The exercise
Omit all pictures and give the records below again exactly as written.

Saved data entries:
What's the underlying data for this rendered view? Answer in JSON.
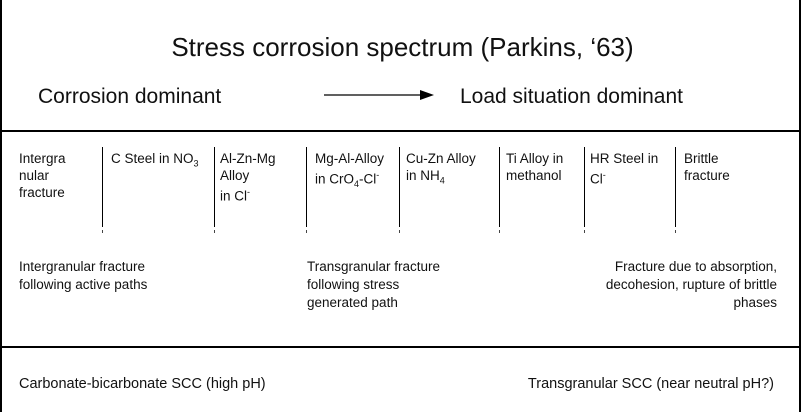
{
  "title": "Stress corrosion spectrum (Parkins, ‘63)",
  "left_heading": "Corrosion dominant",
  "right_heading": "Load situation dominant",
  "arrow_icon": "right-arrow",
  "cells": [
    {
      "l1": "Intergra",
      "l2": "nular",
      "l3": "fracture"
    },
    {
      "l1": "C Steel in NO",
      "l1_sub": "3"
    },
    {
      "l1": "Al-Zn-Mg",
      "l2": "Alloy",
      "l3": "in Cl",
      "l3_sup": "-"
    },
    {
      "l1": "Mg-Al-Alloy",
      "l2": "in CrO",
      "l2_sub": "4",
      "l2b": "-Cl",
      "l2_sup": "-"
    },
    {
      "l1": "Cu-Zn Alloy",
      "l2": "in NH",
      "l2_sub": "4"
    },
    {
      "l1": "Ti Alloy in",
      "l2": "methanol"
    },
    {
      "l1": "HR Steel in",
      "l2": "Cl",
      "l2_sup": "-"
    },
    {
      "l1": "Brittle",
      "l2": "fracture"
    }
  ],
  "groups": [
    {
      "l1": "Intergranular fracture",
      "l2": "following active paths"
    },
    {
      "l1": "Transgranular fracture",
      "l2": "following stress",
      "l3": "generated path"
    },
    {
      "l1": "Fracture due to absorption,",
      "l2": "decohesion, rupture of brittle",
      "l3": "phases"
    }
  ],
  "bottom_left": "Carbonate-bicarbonate SCC (high pH)",
  "bottom_right": "Transgranular SCC (near neutral pH?)"
}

Answer to this exercise
What's the underlying data for this rendered view? Answer in JSON.
{
  "title": "Stress corrosion spectrum (Parkins, ‘63)",
  "left_heading": "Corrosion dominant",
  "right_heading": "Load situation dominant",
  "arrow_icon": "right-arrow",
  "cells": [
    {
      "l1": "Intergra",
      "l2": "nular",
      "l3": "fracture"
    },
    {
      "l1": "C Steel in NO",
      "l1_sub": "3"
    },
    {
      "l1": "Al-Zn-Mg",
      "l2": "Alloy",
      "l3": "in Cl",
      "l3_sup": "-"
    },
    {
      "l1": "Mg-Al-Alloy",
      "l2": "in CrO",
      "l2_sub": "4",
      "l2b": "-Cl",
      "l2_sup": "-"
    },
    {
      "l1": "Cu-Zn Alloy",
      "l2": "in NH",
      "l2_sub": "4"
    },
    {
      "l1": "Ti Alloy in",
      "l2": "methanol"
    },
    {
      "l1": "HR Steel in",
      "l2": "Cl",
      "l2_sup": "-"
    },
    {
      "l1": "Brittle",
      "l2": "fracture"
    }
  ],
  "groups": [
    {
      "l1": "Intergranular fracture",
      "l2": "following active paths"
    },
    {
      "l1": "Transgranular fracture",
      "l2": "following stress",
      "l3": "generated path"
    },
    {
      "l1": "Fracture due to absorption,",
      "l2": "decohesion, rupture of brittle",
      "l3": "phases"
    }
  ],
  "bottom_left": "Carbonate-bicarbonate SCC (high pH)",
  "bottom_right": "Transgranular SCC (near neutral pH?)"
}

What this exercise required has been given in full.